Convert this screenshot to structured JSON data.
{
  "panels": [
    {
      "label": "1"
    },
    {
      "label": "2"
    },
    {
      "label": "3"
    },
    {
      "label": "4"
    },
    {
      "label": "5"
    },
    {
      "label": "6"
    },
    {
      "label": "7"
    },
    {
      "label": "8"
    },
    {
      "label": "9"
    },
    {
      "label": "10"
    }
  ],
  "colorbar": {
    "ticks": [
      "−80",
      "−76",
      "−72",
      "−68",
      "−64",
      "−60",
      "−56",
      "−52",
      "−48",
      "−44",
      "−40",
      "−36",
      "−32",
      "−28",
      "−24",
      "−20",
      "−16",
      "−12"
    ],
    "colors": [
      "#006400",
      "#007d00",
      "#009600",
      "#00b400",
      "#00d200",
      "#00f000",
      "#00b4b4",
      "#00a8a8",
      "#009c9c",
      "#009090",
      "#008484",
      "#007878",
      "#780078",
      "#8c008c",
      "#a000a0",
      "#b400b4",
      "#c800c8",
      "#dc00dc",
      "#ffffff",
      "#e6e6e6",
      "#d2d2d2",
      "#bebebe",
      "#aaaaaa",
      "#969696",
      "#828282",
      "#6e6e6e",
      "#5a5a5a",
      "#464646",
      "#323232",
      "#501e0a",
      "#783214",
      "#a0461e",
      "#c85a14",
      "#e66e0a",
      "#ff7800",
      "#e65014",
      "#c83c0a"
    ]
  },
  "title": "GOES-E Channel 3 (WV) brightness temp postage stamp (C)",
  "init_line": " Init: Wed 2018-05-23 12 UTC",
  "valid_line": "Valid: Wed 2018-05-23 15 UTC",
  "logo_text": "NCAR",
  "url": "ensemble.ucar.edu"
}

━━━━━━

WORK REQUIRED
Every line of the listing that holds "label" should be found and copied.

EXERCISE ANSWER
      "label": "1"
      "label": "2"
      "label": "3"
      "label": "4"
      "label": "5"
      "label": "6"
      "label": "7"
      "label": "8"
      "label": "9"
      "label": "10"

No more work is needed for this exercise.